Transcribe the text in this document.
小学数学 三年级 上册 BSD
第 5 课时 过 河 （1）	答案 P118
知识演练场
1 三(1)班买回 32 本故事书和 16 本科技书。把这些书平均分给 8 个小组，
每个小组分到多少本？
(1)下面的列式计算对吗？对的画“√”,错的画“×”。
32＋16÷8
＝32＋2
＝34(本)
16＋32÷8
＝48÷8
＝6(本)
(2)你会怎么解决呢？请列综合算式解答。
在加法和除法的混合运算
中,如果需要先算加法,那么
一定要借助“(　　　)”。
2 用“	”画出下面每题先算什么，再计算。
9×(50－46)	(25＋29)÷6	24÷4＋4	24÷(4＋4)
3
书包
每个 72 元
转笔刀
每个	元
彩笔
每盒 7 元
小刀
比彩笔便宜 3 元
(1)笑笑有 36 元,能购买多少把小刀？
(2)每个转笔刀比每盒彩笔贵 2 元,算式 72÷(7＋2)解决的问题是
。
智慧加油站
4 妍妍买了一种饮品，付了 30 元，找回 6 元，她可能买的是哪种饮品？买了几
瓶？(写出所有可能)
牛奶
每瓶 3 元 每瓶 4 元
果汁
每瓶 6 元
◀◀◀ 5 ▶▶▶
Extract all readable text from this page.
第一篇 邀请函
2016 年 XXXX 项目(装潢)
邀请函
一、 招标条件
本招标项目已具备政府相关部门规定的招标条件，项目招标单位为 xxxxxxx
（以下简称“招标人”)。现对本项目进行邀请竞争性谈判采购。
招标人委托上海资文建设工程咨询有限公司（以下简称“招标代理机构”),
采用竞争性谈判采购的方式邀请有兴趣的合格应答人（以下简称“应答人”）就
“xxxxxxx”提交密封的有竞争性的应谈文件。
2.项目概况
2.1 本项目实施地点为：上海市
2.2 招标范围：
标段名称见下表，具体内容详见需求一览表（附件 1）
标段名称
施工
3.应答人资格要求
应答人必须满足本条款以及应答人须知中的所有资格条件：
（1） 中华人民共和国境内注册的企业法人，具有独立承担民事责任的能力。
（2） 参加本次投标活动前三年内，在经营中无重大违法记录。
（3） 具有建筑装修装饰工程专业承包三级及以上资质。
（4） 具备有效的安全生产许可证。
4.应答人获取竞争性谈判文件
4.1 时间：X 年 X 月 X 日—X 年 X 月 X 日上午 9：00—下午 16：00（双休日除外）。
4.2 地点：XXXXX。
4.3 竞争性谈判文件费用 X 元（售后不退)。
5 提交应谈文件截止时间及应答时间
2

■ BRIEF ■
Search the data for the word "text" and copy each line where it appears.

■ RESULT FOR THIS TASK ■
Transcribe the text in this document.
Extract all readable text from this page.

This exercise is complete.